- _Written request_: Images should be left out, and everything else in the listing reproduced exactly.

Recorded data
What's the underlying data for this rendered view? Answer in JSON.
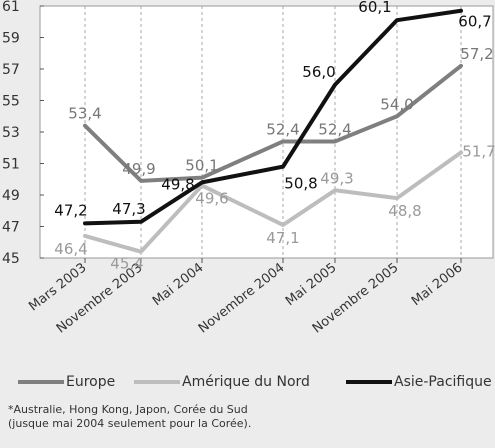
{
  "chart_data": {
    "type": "line",
    "categories": [
      "Mars 2003",
      "Novembre 2003",
      "Mai 2004",
      "Novembre 2004",
      "Mai 2005",
      "Novembre 2005",
      "Mai 2006"
    ],
    "y_ticks": [
      "61",
      "59",
      "57",
      "55",
      "53",
      "51",
      "49",
      "47",
      "45"
    ],
    "ylim": [
      45,
      61
    ],
    "grid": "vertical dashed",
    "legend_position": "bottom",
    "series": [
      {
        "name": "Europe",
        "color": "#7f7f7f",
        "values": [
          53.4,
          49.9,
          50.1,
          52.4,
          52.4,
          54.0,
          57.2
        ],
        "labels": [
          "53,4",
          "49,9",
          "50,1",
          "52,4",
          "52,4",
          "54,0",
          "57,2"
        ]
      },
      {
        "name": "Amérique du Nord",
        "color": "#bdbdbd",
        "values": [
          46.4,
          45.4,
          49.6,
          47.1,
          49.3,
          48.8,
          51.7
        ],
        "labels": [
          "46,4",
          "45,4",
          "49,6",
          "47,1",
          "49,3",
          "48,8",
          "51,7"
        ]
      },
      {
        "name": "Asie-Pacifique",
        "color": "#111111",
        "values": [
          47.2,
          47.3,
          49.8,
          50.8,
          56.0,
          60.1,
          60.7
        ],
        "labels": [
          "47,2",
          "47,3",
          "49,8",
          "50,8",
          "56,0",
          "60,1",
          "60,7"
        ]
      }
    ]
  },
  "footnote": {
    "line1": "*Australie, Hong Kong, Japon, Corée du Sud",
    "line2": "(jusque mai 2004 seulement pour la Corée)."
  }
}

- _Answer to this exercise_:
What's the underlying data for this rendered view? Answer in JSON.
{
  "chart_data": {
    "type": "line",
    "categories": [
      "Mars 2003",
      "Novembre 2003",
      "Mai 2004",
      "Novembre 2004",
      "Mai 2005",
      "Novembre 2005",
      "Mai 2006"
    ],
    "y_ticks": [
      "61",
      "59",
      "57",
      "55",
      "53",
      "51",
      "49",
      "47",
      "45"
    ],
    "ylim": [
      45,
      61
    ],
    "grid": "vertical dashed",
    "legend_position": "bottom",
    "series": [
      {
        "name": "Europe",
        "color": "#7f7f7f",
        "values": [
          53.4,
          49.9,
          50.1,
          52.4,
          52.4,
          54.0,
          57.2
        ],
        "labels": [
          "53,4",
          "49,9",
          "50,1",
          "52,4",
          "52,4",
          "54,0",
          "57,2"
        ]
      },
      {
        "name": "Amérique du Nord",
        "color": "#bdbdbd",
        "values": [
          46.4,
          45.4,
          49.6,
          47.1,
          49.3,
          48.8,
          51.7
        ],
        "labels": [
          "46,4",
          "45,4",
          "49,6",
          "47,1",
          "49,3",
          "48,8",
          "51,7"
        ]
      },
      {
        "name": "Asie-Pacifique",
        "color": "#111111",
        "values": [
          47.2,
          47.3,
          49.8,
          50.8,
          56.0,
          60.1,
          60.7
        ],
        "labels": [
          "47,2",
          "47,3",
          "49,8",
          "50,8",
          "56,0",
          "60,1",
          "60,7"
        ]
      }
    ]
  },
  "footnote": {
    "line1": "*Australie, Hong Kong, Japon, Corée du Sud",
    "line2": "(jusque mai 2004 seulement pour la Corée)."
  }
}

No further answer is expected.